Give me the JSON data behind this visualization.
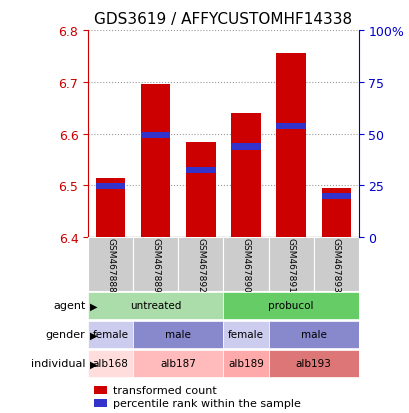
{
  "title": "GDS3619 / AFFYCUSTOMHF14338",
  "samples": [
    "GSM467888",
    "GSM467889",
    "GSM467892",
    "GSM467890",
    "GSM467891",
    "GSM467893"
  ],
  "bar_base": 6.4,
  "red_tops": [
    6.515,
    6.695,
    6.583,
    6.64,
    6.755,
    6.495
  ],
  "blue_vals": [
    6.498,
    6.597,
    6.53,
    6.575,
    6.615,
    6.48
  ],
  "ylim_left": [
    6.4,
    6.8
  ],
  "yticks_left": [
    6.4,
    6.5,
    6.6,
    6.7,
    6.8
  ],
  "ylim_right": [
    0,
    100
  ],
  "yticks_right": [
    0,
    25,
    50,
    75,
    100
  ],
  "ytick_labels_right": [
    "0",
    "25",
    "50",
    "75",
    "100%"
  ],
  "bar_color_red": "#cc0000",
  "bar_color_blue": "#3333cc",
  "bar_width": 0.65,
  "left_tick_color": "#cc0000",
  "right_tick_color": "#0000cc",
  "agent_row": {
    "label": "agent",
    "groups": [
      {
        "text": "untreated",
        "cols": [
          0,
          1,
          2
        ],
        "color": "#aaddaa"
      },
      {
        "text": "probucol",
        "cols": [
          3,
          4,
          5
        ],
        "color": "#66cc66"
      }
    ]
  },
  "gender_row": {
    "label": "gender",
    "groups": [
      {
        "text": "female",
        "cols": [
          0
        ],
        "color": "#ccccee"
      },
      {
        "text": "male",
        "cols": [
          1,
          2
        ],
        "color": "#8888cc"
      },
      {
        "text": "female",
        "cols": [
          3
        ],
        "color": "#ccccee"
      },
      {
        "text": "male",
        "cols": [
          4,
          5
        ],
        "color": "#8888cc"
      }
    ]
  },
  "individual_row": {
    "label": "individual",
    "groups": [
      {
        "text": "alb168",
        "cols": [
          0
        ],
        "color": "#ffdddd"
      },
      {
        "text": "alb187",
        "cols": [
          1,
          2
        ],
        "color": "#ffbbbb"
      },
      {
        "text": "alb189",
        "cols": [
          3
        ],
        "color": "#ffaaaa"
      },
      {
        "text": "alb193",
        "cols": [
          4,
          5
        ],
        "color": "#dd7777"
      }
    ]
  },
  "legend_red": "transformed count",
  "legend_blue": "percentile rank within the sample",
  "sample_col_bg": "#cccccc",
  "plot_bg": "#ffffff"
}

= = = = = = =

> **Instructions for the task**
From the material above, reproduce everything verbatim except the pictures.

> **Expected answer**
Give me the JSON data behind this visualization.
{
  "title": "GDS3619 / AFFYCUSTOMHF14338",
  "samples": [
    "GSM467888",
    "GSM467889",
    "GSM467892",
    "GSM467890",
    "GSM467891",
    "GSM467893"
  ],
  "bar_base": 6.4,
  "red_tops": [
    6.515,
    6.695,
    6.583,
    6.64,
    6.755,
    6.495
  ],
  "blue_vals": [
    6.498,
    6.597,
    6.53,
    6.575,
    6.615,
    6.48
  ],
  "ylim_left": [
    6.4,
    6.8
  ],
  "yticks_left": [
    6.4,
    6.5,
    6.6,
    6.7,
    6.8
  ],
  "ylim_right": [
    0,
    100
  ],
  "yticks_right": [
    0,
    25,
    50,
    75,
    100
  ],
  "ytick_labels_right": [
    "0",
    "25",
    "50",
    "75",
    "100%"
  ],
  "bar_color_red": "#cc0000",
  "bar_color_blue": "#3333cc",
  "bar_width": 0.65,
  "left_tick_color": "#cc0000",
  "right_tick_color": "#0000cc",
  "agent_row": {
    "label": "agent",
    "groups": [
      {
        "text": "untreated",
        "cols": [
          0,
          1,
          2
        ],
        "color": "#aaddaa"
      },
      {
        "text": "probucol",
        "cols": [
          3,
          4,
          5
        ],
        "color": "#66cc66"
      }
    ]
  },
  "gender_row": {
    "label": "gender",
    "groups": [
      {
        "text": "female",
        "cols": [
          0
        ],
        "color": "#ccccee"
      },
      {
        "text": "male",
        "cols": [
          1,
          2
        ],
        "color": "#8888cc"
      },
      {
        "text": "female",
        "cols": [
          3
        ],
        "color": "#ccccee"
      },
      {
        "text": "male",
        "cols": [
          4,
          5
        ],
        "color": "#8888cc"
      }
    ]
  },
  "individual_row": {
    "label": "individual",
    "groups": [
      {
        "text": "alb168",
        "cols": [
          0
        ],
        "color": "#ffdddd"
      },
      {
        "text": "alb187",
        "cols": [
          1,
          2
        ],
        "color": "#ffbbbb"
      },
      {
        "text": "alb189",
        "cols": [
          3
        ],
        "color": "#ffaaaa"
      },
      {
        "text": "alb193",
        "cols": [
          4,
          5
        ],
        "color": "#dd7777"
      }
    ]
  },
  "legend_red": "transformed count",
  "legend_blue": "percentile rank within the sample",
  "sample_col_bg": "#cccccc",
  "plot_bg": "#ffffff"
}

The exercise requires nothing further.